• [Stated task 1]: In the excerpt on podcast companies, what did Mumbler do once the data from its survey of podcasters came in?
• [Stated task 2]: Continue the excerpt on podcast companies, beginning right after its final line.

• [Excerpt]:
Harmony among Discord
On the topic of engagement and reach, a couple other companies have done some neat things lately, including the podcast network Multitude (behind the Netflix show The Homo Schedule, which was previously called The Gay Agenda) launching a Discord server for its listeners to talk to one another. In doing this, the company isn’t selling the ability to contact the hosts or even making the server discussions explicitly about podcasts. It’s intended to be a shared space for people who ostensibly have shared interests, and it’s free.
Relatedly, the Spanish company Mumbler recently conducted a survey of monetization practices among podcasters. Then once the data came in, the company started its own Discord to get more insight into the responses. The people surveyed seemed to show some confusion about how to monetize, if they wanted to at all, etc., and the company took it upon itself to create a casual channel of communication to find out more — and, yes, to eventually profit off of those needs, in the event that they can meet them, but I still appreciate the spirit.
And Meadowlark swings another partner
And following its recent deal with the Mexican company Ocellated Media, Meadowlark Media — which, as a reminder, was founded by a former ESPN president — just partnered up to make audio and TV projects with Backstage Media, “a new company led by former ESPN executive John Marvel and former Sports Illustrated podcaster Mike Silver.” Sport on!

• [Source material]:
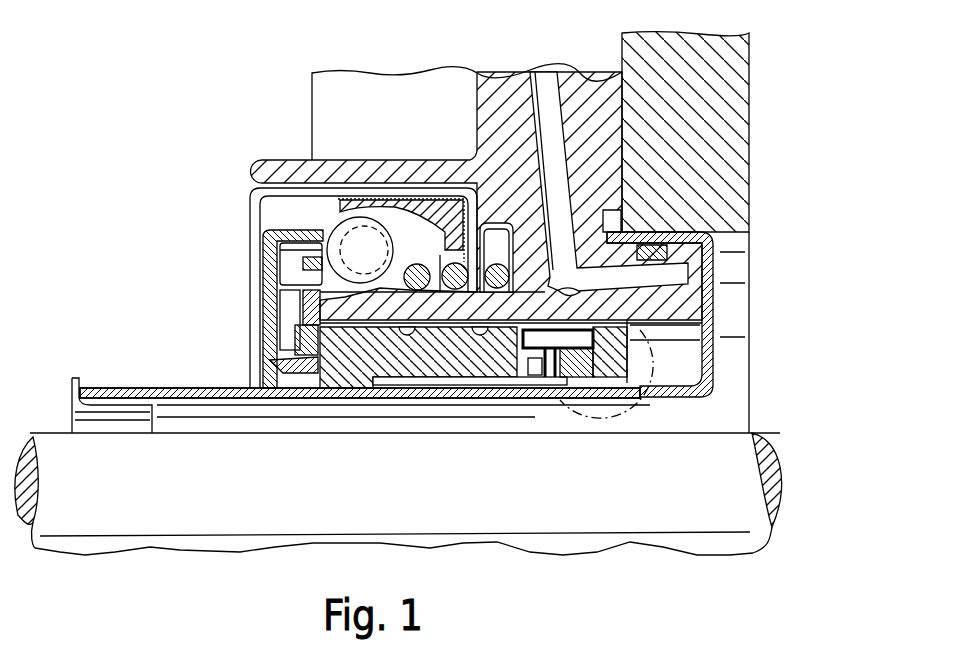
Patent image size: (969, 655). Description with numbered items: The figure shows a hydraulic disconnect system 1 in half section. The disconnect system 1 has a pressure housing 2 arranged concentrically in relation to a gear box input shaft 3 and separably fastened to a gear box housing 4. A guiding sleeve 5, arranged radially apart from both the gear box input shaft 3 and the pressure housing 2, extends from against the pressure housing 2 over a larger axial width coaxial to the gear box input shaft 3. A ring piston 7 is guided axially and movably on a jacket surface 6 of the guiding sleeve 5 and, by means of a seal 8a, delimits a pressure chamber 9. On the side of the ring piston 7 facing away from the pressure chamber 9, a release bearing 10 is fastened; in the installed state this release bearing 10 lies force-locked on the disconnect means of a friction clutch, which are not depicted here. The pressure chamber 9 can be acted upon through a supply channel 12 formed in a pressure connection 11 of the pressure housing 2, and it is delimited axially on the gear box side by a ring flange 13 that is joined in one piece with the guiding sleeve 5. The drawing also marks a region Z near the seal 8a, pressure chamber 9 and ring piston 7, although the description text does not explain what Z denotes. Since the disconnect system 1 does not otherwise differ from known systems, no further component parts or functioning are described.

• [Result 1]: It started its own Discord to get more insight into the responses.

• [Result 2]:
Starting mid March, NPR will have a new COO: Will Lee, previously senior vice president / head of digital for such teams as Entertainment Weekly at Meredith Corporation. Also in March, Gabriel Roth will move into the role of editorial director for the Freakonomics Radio Network, after stepping down from the equivalent role for Slate Podcasts. Most recently PRX’s manager of business development and partnerships, Ian Fox is now product manager of audio for Harvard Business Review. And Acast has appointed new directors on this side of the pond, finding a US director for its creator network in Tiffany Ashitey, who formerly served as the company’s US director of partnerships, and appointing its former director of Acast Studios, Tim Ruggeri, as US director of development and studios.
Give valentines to your friends! Trust me! It’s the move!